* **Task material**:
####################

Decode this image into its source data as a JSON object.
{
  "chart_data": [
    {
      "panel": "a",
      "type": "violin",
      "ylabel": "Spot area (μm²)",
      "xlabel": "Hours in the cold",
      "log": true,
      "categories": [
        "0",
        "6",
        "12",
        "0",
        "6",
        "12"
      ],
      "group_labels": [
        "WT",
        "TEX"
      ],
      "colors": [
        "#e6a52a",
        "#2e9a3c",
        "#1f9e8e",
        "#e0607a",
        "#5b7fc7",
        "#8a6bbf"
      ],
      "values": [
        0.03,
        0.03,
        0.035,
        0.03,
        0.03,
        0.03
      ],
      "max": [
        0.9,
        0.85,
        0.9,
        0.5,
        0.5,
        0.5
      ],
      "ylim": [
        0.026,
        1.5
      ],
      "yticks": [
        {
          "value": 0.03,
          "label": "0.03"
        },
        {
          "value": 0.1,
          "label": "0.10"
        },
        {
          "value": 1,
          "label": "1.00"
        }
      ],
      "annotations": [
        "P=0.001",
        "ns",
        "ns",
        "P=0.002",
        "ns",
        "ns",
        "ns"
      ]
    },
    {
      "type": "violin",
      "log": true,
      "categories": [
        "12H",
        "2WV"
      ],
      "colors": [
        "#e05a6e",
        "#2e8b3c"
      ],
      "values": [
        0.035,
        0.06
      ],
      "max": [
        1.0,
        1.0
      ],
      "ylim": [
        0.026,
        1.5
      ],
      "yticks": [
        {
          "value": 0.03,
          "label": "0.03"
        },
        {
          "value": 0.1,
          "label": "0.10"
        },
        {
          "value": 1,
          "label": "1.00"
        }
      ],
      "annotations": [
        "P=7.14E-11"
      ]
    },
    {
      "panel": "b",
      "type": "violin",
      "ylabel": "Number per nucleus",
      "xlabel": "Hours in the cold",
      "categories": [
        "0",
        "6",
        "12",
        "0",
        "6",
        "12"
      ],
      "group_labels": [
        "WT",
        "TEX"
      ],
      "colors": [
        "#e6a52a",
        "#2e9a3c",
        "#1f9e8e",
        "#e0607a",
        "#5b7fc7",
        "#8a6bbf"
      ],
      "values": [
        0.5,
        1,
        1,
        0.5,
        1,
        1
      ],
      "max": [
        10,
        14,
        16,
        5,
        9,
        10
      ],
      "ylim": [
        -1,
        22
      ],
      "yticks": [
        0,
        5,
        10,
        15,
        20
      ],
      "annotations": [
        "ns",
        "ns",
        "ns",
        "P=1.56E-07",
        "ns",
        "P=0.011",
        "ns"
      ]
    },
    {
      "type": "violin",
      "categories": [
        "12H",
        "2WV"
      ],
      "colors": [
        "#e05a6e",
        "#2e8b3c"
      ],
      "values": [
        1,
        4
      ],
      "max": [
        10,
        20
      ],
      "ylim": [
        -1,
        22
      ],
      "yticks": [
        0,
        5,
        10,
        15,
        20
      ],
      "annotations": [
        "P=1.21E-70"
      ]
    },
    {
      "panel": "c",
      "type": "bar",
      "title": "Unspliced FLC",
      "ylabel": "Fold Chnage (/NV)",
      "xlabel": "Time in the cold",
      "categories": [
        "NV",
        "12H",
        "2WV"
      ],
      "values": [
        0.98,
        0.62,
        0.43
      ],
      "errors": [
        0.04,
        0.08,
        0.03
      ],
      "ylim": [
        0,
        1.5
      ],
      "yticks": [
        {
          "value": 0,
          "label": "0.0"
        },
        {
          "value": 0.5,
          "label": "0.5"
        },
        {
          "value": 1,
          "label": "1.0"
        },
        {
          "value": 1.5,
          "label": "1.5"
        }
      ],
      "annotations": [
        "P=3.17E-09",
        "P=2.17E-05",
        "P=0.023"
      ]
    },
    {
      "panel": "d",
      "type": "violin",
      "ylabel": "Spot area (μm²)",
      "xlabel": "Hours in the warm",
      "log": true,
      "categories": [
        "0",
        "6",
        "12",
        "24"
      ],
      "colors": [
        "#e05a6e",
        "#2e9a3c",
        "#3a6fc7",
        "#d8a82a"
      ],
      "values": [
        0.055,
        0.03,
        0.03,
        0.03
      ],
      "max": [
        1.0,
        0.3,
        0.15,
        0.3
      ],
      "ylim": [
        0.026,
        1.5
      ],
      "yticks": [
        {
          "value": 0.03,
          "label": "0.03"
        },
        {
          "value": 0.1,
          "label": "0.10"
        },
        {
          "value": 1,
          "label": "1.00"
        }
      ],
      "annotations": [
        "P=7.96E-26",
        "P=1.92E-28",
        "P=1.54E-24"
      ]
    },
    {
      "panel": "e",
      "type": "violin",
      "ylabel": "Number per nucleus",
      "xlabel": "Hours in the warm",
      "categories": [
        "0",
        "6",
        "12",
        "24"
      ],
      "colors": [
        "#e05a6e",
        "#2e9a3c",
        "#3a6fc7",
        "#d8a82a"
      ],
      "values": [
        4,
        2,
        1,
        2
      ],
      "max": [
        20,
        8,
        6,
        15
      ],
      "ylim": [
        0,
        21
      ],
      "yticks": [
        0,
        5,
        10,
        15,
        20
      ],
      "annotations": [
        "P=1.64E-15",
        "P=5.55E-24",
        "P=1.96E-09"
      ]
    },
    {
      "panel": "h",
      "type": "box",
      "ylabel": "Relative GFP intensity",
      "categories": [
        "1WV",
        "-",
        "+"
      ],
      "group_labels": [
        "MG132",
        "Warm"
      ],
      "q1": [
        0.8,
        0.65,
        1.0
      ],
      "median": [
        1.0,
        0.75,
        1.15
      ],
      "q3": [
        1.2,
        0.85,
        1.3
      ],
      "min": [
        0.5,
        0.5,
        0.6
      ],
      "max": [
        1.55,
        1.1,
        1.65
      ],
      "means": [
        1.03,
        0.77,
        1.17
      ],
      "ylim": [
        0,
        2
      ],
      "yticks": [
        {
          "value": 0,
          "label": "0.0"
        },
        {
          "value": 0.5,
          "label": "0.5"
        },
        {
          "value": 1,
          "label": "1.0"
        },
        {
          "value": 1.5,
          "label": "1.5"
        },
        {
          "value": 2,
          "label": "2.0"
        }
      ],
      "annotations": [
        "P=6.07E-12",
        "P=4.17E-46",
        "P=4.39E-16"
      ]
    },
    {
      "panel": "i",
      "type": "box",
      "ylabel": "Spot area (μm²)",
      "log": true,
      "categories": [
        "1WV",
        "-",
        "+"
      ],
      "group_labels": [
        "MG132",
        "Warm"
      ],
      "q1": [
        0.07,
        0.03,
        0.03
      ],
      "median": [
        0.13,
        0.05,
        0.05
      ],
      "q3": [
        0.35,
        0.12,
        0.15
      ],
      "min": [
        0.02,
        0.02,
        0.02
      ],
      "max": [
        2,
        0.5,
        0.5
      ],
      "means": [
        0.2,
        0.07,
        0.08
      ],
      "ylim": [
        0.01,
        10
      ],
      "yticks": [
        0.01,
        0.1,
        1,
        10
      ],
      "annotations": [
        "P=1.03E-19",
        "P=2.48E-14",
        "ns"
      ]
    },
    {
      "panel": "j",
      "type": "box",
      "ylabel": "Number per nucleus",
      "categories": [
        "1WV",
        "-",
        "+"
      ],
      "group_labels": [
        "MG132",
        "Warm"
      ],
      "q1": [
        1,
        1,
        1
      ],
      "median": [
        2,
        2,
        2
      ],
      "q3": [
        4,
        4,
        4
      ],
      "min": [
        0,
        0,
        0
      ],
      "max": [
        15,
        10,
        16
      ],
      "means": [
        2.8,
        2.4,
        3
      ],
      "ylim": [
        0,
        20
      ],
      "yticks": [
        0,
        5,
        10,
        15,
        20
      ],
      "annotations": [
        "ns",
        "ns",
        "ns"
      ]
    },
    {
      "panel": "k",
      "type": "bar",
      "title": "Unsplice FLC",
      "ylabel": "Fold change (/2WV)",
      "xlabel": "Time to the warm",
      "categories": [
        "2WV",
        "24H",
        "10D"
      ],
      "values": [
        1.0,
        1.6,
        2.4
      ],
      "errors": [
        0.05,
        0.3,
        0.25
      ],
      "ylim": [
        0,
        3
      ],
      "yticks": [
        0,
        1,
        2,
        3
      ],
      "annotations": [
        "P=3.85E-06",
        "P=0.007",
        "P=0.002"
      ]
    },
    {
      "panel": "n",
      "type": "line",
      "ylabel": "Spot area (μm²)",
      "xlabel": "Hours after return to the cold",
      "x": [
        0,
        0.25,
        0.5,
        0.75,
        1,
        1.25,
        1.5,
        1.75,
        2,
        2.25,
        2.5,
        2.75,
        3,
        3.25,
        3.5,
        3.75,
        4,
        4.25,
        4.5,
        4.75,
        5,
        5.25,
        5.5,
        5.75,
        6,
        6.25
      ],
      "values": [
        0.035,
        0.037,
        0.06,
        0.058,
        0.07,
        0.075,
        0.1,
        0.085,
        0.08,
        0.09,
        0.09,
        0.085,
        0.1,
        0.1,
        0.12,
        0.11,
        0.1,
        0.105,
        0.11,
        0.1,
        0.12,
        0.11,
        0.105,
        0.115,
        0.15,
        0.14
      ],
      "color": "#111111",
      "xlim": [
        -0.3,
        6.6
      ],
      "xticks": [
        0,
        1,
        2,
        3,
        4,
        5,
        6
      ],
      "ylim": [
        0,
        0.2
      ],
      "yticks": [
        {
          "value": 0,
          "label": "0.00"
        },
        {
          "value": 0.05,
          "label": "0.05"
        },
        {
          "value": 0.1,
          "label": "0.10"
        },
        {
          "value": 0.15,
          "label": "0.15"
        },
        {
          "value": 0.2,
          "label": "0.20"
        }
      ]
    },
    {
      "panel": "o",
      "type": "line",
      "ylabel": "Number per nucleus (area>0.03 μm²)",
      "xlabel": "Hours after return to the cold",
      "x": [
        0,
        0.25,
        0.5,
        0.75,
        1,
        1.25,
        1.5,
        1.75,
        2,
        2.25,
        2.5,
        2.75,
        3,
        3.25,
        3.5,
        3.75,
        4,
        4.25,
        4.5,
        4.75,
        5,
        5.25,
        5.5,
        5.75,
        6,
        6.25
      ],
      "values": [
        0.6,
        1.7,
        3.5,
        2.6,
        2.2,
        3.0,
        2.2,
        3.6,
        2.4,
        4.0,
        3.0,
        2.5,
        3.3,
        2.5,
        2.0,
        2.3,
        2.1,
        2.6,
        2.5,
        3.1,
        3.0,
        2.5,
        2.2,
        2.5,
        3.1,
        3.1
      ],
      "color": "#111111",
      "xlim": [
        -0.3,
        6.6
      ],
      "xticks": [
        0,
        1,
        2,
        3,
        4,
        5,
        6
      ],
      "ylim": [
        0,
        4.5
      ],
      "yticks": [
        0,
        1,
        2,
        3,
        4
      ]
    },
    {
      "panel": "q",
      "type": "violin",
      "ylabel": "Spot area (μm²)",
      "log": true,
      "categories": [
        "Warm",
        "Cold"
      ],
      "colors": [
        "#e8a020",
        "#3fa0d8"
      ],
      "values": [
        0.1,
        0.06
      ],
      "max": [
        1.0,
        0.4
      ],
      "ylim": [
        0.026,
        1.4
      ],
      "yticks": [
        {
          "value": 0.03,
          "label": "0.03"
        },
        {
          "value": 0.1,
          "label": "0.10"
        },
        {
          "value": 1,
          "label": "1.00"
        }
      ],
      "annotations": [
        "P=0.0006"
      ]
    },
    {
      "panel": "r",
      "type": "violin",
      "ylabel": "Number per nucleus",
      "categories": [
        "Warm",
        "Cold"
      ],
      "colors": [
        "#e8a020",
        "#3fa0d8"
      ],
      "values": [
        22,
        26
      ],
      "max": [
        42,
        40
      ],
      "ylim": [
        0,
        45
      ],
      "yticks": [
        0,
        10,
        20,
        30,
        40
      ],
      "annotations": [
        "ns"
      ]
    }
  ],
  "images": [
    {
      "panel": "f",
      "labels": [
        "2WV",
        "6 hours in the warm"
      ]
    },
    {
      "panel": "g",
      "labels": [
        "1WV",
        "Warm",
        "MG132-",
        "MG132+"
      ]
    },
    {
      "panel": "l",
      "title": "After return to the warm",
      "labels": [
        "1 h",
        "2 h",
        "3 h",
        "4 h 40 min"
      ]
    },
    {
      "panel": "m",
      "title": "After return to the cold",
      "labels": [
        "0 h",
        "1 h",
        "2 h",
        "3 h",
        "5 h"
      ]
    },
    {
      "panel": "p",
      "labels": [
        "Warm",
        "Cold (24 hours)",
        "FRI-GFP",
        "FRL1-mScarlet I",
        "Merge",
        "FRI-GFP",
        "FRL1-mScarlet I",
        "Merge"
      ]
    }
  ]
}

####################

Look through the data above. Copy every line with the string "title" in it.

      "title": "Unspliced FLC",
      "title": "Unsplice FLC",
      "title": "After return to the warm",
      "title": "After return to the cold",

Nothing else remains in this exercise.